REQUIRED TASK
Find the word "name" in the data. Return every line where it appears.

SOURCE MATERIAL
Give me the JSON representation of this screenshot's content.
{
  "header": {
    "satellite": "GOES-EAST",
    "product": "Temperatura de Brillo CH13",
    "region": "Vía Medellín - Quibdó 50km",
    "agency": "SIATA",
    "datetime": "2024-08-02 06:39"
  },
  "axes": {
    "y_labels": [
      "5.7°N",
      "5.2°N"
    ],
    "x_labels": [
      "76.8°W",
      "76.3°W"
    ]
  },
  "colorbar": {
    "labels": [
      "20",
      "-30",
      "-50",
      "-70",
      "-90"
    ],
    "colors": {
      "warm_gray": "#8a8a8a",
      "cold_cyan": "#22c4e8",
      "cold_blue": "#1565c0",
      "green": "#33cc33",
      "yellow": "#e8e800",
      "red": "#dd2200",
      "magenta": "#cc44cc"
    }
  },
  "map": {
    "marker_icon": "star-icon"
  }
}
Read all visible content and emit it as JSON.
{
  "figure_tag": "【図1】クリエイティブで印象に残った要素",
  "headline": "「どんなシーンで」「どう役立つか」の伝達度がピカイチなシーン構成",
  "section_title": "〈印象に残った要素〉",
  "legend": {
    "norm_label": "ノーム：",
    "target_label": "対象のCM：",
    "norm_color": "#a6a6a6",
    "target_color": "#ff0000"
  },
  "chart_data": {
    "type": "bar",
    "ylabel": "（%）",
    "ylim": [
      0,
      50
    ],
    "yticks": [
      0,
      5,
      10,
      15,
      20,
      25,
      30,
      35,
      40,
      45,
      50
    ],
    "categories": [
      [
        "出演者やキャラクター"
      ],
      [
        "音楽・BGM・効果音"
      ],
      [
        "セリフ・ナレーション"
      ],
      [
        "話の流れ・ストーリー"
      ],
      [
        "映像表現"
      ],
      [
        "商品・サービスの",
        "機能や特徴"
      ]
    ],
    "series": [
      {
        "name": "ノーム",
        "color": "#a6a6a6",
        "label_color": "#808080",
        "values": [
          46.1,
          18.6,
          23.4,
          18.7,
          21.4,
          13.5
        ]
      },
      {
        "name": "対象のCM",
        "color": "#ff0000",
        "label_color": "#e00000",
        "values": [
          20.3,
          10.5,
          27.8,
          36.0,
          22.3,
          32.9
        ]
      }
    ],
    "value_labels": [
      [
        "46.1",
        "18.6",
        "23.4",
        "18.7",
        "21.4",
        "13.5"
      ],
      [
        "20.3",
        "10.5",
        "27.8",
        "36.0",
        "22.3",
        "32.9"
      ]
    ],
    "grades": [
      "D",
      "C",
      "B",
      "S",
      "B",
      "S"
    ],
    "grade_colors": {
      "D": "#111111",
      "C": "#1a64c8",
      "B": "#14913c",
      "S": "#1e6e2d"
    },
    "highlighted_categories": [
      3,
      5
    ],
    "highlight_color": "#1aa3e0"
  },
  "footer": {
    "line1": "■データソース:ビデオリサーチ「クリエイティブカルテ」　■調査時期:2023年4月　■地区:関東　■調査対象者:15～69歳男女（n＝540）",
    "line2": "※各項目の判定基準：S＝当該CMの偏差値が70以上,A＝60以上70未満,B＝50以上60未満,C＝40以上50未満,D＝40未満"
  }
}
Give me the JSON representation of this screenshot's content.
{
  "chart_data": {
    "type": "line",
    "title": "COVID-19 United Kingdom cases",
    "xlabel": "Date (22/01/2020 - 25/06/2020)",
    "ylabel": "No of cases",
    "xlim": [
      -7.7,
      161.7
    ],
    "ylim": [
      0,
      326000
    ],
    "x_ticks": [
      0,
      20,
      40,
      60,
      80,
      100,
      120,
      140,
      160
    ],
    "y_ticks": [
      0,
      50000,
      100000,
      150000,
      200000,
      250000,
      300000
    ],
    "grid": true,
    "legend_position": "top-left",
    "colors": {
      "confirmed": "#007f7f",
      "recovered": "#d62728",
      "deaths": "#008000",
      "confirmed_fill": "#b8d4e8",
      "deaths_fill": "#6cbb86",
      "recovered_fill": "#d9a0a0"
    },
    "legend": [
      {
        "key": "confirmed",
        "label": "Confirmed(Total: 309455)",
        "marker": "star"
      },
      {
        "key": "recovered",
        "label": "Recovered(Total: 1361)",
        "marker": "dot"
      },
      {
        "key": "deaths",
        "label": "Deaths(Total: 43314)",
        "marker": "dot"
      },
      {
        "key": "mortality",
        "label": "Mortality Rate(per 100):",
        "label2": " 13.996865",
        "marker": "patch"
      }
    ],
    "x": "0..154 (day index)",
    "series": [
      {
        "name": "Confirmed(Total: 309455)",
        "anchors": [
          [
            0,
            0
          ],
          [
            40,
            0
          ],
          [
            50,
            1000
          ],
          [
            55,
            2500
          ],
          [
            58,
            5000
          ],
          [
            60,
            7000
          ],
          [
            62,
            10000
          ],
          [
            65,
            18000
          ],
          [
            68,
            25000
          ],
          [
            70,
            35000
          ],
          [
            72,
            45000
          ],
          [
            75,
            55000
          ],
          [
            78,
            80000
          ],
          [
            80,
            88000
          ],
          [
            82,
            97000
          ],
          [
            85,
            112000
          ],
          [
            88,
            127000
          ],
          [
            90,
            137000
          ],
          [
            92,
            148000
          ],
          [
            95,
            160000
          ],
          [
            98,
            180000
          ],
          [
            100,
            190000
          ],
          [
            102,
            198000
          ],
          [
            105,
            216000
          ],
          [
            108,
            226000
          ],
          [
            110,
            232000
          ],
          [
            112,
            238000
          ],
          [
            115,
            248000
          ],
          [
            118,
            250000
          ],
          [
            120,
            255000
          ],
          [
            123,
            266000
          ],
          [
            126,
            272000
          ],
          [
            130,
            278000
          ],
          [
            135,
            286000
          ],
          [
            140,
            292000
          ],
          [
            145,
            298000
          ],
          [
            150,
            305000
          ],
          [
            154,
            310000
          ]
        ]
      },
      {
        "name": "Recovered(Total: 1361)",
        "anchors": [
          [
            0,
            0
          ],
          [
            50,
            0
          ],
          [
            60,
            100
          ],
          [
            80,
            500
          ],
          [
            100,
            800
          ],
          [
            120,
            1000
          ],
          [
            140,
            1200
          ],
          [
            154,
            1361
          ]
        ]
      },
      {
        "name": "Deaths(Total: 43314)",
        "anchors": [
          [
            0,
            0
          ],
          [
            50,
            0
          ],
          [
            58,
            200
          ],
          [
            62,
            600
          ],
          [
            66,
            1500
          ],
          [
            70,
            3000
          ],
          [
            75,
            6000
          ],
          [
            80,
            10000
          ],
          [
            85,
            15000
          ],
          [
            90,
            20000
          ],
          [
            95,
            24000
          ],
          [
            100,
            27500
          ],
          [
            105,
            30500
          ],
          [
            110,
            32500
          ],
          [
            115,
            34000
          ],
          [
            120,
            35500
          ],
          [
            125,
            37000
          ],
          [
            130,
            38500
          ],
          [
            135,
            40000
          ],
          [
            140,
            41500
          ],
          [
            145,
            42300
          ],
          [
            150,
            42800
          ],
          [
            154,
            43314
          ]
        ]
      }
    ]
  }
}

RESPONSE TO THE EXERCISE
        "name": "ノーム",
        "name": "対象のCM",
        "name": "Confirmed(Total: 309455)",
        "name": "Recovered(Total: 1361)",
        "name": "Deaths(Total: 43314)",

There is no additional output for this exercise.